··· Available records ···
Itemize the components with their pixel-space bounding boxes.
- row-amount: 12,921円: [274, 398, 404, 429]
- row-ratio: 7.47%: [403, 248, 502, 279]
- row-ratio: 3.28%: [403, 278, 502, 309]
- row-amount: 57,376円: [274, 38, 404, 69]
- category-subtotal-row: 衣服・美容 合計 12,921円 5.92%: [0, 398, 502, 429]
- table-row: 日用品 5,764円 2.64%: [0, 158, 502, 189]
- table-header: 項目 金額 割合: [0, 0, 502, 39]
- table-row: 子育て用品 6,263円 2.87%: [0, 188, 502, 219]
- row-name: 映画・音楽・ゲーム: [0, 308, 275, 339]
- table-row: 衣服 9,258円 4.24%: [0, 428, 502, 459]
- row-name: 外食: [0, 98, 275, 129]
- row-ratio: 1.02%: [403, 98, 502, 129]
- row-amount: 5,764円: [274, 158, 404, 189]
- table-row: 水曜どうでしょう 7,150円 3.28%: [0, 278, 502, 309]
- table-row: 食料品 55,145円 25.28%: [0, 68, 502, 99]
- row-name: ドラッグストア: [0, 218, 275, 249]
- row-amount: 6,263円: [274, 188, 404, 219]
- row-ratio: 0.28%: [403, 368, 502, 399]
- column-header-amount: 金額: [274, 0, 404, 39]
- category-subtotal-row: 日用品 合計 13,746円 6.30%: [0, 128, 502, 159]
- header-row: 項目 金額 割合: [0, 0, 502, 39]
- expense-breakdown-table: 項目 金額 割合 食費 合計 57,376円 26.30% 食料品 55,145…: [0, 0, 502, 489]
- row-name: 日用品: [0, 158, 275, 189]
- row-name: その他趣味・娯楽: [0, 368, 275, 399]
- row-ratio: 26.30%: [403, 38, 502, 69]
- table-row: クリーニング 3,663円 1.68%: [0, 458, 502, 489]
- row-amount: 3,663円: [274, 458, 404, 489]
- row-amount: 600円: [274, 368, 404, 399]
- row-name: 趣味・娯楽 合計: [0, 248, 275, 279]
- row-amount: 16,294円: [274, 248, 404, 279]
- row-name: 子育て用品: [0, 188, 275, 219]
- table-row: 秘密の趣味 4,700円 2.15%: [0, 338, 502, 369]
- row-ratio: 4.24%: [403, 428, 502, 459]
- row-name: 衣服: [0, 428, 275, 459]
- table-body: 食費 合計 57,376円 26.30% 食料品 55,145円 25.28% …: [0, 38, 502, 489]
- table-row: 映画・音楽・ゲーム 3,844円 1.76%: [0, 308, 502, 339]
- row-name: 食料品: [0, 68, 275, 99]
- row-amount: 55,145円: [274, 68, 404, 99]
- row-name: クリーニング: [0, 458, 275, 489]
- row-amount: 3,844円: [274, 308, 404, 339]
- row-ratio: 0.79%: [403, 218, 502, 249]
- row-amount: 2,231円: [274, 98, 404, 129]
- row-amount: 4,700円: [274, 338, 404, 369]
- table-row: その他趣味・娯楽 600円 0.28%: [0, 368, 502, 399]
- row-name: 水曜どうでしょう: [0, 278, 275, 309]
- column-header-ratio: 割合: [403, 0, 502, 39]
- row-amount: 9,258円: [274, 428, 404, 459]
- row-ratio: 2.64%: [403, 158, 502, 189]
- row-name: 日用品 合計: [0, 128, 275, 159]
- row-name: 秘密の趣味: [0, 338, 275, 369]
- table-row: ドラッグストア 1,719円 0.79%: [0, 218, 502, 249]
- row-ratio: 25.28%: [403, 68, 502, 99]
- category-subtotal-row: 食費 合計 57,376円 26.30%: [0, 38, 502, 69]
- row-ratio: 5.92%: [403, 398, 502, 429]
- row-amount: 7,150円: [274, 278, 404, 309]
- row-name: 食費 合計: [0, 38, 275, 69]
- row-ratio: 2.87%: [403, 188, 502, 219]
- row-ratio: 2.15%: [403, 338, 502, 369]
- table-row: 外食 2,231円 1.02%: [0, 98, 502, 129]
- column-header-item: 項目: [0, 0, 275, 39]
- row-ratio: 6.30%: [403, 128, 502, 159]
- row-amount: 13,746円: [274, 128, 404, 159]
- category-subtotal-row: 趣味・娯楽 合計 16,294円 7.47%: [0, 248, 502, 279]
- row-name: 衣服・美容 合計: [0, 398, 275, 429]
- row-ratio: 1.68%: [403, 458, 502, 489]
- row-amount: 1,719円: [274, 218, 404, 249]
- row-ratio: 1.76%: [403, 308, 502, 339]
···
• **To do**
Give the data above as a JSON array of strings, with one string for each line and any blank lines omitted.

• **Reply**
[
  "Itemize the components with their pixel-space bounding boxes.",
  "- row-amount: 12,921円: [274, 398, 404, 429]",
  "- row-ratio: 7.47%: [403, 248, 502, 279]",
  "- row-ratio: 3.28%: [403, 278, 502, 309]",
  "- row-amount: 57,376円: [274, 38, 404, 69]",
  "- category-subtotal-row: 衣服・美容 合計 12,921円 5.92%: [0, 398, 502, 429]",
  "- table-row: 日用品 5,764円 2.64%: [0, 158, 502, 189]",
  "- table-header: 項目 金額 割合: [0, 0, 502, 39]",
  "- table-row: 子育て用品 6,263円 2.87%: [0, 188, 502, 219]",
  "- row-name: 映画・音楽・ゲーム: [0, 308, 275, 339]",
  "- table-row: 衣服 9,258円 4.24%: [0, 428, 502, 459]",
  "- row-name: 外食: [0, 98, 275, 129]",
  "- row-ratio: 1.02%: [403, 98, 502, 129]",
  "- row-amount: 5,764円: [274, 158, 404, 189]",
  "- table-row: 水曜どうでしょう 7,150円 3.28%: [0, 278, 502, 309]",
  "- table-row: 食料品 55,145円 25.28%: [0, 68, 502, 99]",
  "- row-name: ドラッグストア: [0, 218, 275, 249]",
  "- row-amount: 6,263円: [274, 188, 404, 219]",
  "- row-ratio: 0.28%: [403, 368, 502, 399]",
  "- column-header-amount: 金額: [274, 0, 404, 39]",
  "- category-subtotal-row: 日用品 合計 13,746円 6.30%: [0, 128, 502, 159]",
  "- header-row: 項目 金額 割合: [0, 0, 502, 39]",
  "- expense-breakdown-table: 項目 金額 割合 食費 合計 57,376円 26.30% 食料品 55,145…: [0, 0, 502, 489]",
  "- row-name: 日用品: [0, 158, 275, 189]",
  "- row-name: その他趣味・娯楽: [0, 368, 275, 399]",
  "- row-ratio: 26.30%: [403, 38, 502, 69]",
  "- table-row: クリーニング 3,663円 1.68%: [0, 458, 502, 489]",
  "- row-amount: 3,663円: [274, 458, 404, 489]",
  "- row-amount: 600円: [274, 368, 404, 399]",
  "- row-name: 趣味・娯楽 合計: [0, 248, 275, 279]",
  "- row-amount: 16,294円: [274, 248, 404, 279]",
  "- row-name: 子育て用品: [0, 188, 275, 219]",
  "- table-row: 秘密の趣味 4,700円 2.15%: [0, 338, 502, 369]",
  "- row-ratio: 4.24%: [403, 428, 502, 459]",
  "- row-name: 衣服: [0, 428, 275, 459]",
  "- table-body: 食費 合計 57,376円 26.30% 食料品 55,145円 25.28% …: [0, 38, 502, 489]",
  "- table-row: 映画・音楽・ゲーム 3,844円 1.76%: [0, 308, 502, 339]",
  "- row-name: 食料品: [0, 68, 275, 99]",
  "- row-amount: 55,145円: [274, 68, 404, 99]",
  "- row-name: クリーニング: [0, 458, 275, 489]",
  "- row-amount: 3,844円: [274, 308, 404, 339]",
  "- row-ratio: 0.79%: [403, 218, 502, 249]",
  "- row-amount: 2,231円: [274, 98, 404, 129]",
  "- row-amount: 4,700円: [274, 338, 404, 369]",
  "- table-row: その他趣味・娯楽 600円 0.28%: [0, 368, 502, 399]",
  "- row-name: 水曜どうでしょう: [0, 278, 275, 309]",
  "- column-header-ratio: 割合: [403, 0, 502, 39]",
  "- row-amount: 9,258円: [274, 428, 404, 459]",
  "- row-ratio: 2.64%: [403, 158, 502, 189]",
  "- row-name: 日用品 合計: [0, 128, 275, 159]",
  "- row-name: 秘密の趣味: [0, 338, 275, 369]",
  "- table-row: ドラッグストア 1,719円 0.79%: [0, 218, 502, 249]",
  "- row-ratio: 25.28%: [403, 68, 502, 99]",
  "- category-subtotal-row: 食費 合計 57,376円 26.30%: [0, 38, 502, 69]",
  "- row-ratio: 5.92%: [403, 398, 502, 429]",
  "- row-amount: 7,150円: [274, 278, 404, 309]",
  "- row-name: 食費 合計: [0, 38, 275, 69]",
  "- row-ratio: 2.87%: [403, 188, 502, 219]",
  "- row-ratio: 2.15%: [403, 338, 502, 369]",
  "- table-row: 外食 2,231円 1.02%: [0, 98, 502, 129]",
  "- column-header-item: 項目: [0, 0, 275, 39]",
  "- row-ratio: 6.30%: [403, 128, 502, 159]",
  "- row-amount: 13,746円: [274, 128, 404, 159]",
  "- category-subtotal-row: 趣味・娯楽 合計 16,294円 7.47%: [0, 248, 502, 279]",
  "- row-name: 衣服・美容 合計: [0, 398, 275, 429]",
  "- row-ratio: 1.68%: [403, 458, 502, 489]",
  "- row-amount: 1,719円: [274, 218, 404, 249]",
  "- row-ratio: 1.76%: [403, 308, 502, 339]"
]